▸ WHAT IS EXPECTED
List each line of the data that holds the string "Residuals", please.

▸ LISTED RECORDS
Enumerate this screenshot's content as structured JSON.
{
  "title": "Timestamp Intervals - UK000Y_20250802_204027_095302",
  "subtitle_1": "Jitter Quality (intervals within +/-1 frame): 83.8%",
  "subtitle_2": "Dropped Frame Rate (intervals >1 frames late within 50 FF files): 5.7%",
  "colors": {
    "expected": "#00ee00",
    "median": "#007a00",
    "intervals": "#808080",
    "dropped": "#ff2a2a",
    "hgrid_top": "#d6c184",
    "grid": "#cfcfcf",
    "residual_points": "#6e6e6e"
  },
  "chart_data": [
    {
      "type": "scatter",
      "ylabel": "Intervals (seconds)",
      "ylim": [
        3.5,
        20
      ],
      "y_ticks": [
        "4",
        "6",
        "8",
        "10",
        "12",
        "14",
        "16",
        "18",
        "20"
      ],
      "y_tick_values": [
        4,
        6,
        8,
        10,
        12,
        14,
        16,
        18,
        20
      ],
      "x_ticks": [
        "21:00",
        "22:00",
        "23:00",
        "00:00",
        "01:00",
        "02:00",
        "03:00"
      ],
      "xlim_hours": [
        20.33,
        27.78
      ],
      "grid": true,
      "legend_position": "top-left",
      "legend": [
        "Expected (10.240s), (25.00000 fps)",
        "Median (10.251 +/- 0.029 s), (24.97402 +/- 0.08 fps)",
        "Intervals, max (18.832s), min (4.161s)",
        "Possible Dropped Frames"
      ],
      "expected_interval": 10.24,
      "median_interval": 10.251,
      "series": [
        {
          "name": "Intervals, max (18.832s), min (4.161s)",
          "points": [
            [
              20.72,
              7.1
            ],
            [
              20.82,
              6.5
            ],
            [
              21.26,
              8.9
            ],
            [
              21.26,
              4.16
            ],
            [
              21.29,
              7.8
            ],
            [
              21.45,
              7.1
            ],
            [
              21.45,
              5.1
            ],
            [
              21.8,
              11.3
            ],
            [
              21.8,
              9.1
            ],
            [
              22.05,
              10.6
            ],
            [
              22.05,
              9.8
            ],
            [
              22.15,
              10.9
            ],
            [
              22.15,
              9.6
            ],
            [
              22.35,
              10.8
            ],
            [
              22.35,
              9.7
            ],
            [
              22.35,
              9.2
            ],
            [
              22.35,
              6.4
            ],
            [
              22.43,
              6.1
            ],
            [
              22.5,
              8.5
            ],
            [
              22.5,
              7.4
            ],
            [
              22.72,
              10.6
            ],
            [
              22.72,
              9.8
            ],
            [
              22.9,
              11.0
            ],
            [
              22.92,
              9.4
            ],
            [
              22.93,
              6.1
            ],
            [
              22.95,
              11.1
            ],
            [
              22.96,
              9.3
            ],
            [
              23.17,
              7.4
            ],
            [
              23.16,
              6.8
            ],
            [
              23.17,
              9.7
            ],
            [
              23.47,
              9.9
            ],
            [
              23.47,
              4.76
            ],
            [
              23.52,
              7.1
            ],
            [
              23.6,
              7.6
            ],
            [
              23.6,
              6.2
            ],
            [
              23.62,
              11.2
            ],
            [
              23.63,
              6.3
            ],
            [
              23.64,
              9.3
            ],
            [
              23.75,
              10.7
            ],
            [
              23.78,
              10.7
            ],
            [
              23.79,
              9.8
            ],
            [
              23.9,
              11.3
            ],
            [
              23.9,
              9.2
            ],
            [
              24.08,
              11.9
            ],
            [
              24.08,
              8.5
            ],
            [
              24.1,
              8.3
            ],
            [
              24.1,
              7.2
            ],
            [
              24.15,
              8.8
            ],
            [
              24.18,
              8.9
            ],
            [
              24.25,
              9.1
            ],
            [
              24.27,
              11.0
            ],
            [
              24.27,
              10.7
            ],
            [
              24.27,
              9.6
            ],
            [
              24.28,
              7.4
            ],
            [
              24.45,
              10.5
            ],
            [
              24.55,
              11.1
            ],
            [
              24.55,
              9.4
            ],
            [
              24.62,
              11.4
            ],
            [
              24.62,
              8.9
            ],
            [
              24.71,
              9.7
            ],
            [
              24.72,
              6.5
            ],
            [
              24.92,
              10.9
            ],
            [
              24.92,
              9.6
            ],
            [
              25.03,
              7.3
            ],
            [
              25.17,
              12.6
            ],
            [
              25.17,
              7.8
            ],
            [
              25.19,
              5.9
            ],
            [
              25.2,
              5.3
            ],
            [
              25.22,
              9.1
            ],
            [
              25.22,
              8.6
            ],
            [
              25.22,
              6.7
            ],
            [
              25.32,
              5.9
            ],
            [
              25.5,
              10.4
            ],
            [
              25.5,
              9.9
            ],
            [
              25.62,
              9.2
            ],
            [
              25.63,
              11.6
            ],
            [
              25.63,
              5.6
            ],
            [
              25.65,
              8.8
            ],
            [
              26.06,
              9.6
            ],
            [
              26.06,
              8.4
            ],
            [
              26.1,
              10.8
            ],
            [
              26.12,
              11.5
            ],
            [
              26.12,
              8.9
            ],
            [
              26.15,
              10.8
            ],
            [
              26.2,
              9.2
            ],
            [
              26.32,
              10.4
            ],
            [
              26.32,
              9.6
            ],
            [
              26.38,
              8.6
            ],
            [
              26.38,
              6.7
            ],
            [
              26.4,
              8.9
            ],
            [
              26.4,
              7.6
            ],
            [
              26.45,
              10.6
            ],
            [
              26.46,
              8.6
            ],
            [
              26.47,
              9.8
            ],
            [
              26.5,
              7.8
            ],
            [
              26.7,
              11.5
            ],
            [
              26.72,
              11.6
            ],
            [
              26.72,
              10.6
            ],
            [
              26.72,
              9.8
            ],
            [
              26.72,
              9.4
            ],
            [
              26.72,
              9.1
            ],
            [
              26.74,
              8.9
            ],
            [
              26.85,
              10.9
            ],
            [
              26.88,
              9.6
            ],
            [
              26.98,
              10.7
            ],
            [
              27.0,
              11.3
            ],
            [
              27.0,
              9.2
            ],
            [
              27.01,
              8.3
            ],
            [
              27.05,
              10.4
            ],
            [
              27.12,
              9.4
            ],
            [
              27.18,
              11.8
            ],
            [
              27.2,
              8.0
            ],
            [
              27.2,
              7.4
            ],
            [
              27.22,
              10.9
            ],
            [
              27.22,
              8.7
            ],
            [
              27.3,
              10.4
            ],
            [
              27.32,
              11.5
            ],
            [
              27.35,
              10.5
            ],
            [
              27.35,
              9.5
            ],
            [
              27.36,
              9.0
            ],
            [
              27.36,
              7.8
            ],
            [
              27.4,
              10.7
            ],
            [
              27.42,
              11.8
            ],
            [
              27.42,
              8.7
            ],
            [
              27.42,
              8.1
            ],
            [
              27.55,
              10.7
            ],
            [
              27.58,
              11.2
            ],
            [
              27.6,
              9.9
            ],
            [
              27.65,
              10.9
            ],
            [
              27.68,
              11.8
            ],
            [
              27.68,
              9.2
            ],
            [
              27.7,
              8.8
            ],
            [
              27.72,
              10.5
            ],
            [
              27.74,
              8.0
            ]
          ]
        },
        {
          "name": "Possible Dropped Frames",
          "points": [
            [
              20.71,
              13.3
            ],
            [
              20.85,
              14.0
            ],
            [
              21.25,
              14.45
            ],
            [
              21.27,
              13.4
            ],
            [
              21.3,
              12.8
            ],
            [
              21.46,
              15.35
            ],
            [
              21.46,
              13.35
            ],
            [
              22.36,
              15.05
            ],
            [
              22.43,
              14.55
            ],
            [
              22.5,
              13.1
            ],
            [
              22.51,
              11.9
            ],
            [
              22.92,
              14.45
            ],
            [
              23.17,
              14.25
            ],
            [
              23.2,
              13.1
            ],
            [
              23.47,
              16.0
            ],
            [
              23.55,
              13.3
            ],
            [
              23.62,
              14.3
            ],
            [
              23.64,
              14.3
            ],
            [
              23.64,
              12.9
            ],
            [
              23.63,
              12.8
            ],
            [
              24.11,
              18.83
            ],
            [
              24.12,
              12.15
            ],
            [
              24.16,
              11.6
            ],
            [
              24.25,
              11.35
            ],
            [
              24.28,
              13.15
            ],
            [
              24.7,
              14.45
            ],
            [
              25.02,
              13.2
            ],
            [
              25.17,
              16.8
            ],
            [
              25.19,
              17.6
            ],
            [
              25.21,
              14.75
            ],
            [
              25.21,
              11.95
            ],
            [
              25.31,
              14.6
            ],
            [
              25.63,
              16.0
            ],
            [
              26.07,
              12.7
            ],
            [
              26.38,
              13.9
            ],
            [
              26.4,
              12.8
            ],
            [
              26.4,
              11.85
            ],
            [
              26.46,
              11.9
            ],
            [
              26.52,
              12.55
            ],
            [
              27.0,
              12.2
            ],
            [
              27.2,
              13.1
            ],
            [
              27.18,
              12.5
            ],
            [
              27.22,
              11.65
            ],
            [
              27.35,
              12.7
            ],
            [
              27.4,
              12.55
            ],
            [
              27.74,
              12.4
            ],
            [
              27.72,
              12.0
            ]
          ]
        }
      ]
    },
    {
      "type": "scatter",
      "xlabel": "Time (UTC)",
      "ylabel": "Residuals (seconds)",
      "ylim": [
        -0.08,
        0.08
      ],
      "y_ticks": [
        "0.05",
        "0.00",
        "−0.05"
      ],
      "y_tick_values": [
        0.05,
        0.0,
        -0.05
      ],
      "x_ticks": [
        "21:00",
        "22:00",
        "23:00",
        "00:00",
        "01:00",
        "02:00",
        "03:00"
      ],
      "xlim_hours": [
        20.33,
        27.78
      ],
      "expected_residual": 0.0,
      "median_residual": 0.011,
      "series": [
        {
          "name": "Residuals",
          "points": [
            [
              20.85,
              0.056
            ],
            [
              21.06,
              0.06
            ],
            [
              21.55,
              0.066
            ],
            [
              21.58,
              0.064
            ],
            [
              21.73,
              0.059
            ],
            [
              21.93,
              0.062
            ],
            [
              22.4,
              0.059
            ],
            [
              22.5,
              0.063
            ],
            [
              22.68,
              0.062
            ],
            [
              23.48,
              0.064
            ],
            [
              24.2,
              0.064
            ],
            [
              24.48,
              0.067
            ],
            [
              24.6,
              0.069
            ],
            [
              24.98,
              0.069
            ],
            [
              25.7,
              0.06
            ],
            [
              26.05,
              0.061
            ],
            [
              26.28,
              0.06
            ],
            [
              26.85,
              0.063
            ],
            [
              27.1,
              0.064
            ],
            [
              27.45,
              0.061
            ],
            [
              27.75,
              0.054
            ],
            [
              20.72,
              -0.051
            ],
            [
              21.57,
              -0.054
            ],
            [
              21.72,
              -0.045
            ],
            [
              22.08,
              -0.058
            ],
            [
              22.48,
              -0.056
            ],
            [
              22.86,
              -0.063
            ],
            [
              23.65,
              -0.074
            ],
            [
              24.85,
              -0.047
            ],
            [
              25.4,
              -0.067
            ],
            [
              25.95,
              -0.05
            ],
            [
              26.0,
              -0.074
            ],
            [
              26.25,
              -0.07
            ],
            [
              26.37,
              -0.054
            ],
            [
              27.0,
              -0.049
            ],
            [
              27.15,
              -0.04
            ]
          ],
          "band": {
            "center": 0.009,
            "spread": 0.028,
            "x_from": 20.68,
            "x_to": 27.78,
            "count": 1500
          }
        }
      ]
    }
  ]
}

▸ SOLUTION BELOW
      "ylabel": "Residuals (seconds)",
          "name": "Residuals",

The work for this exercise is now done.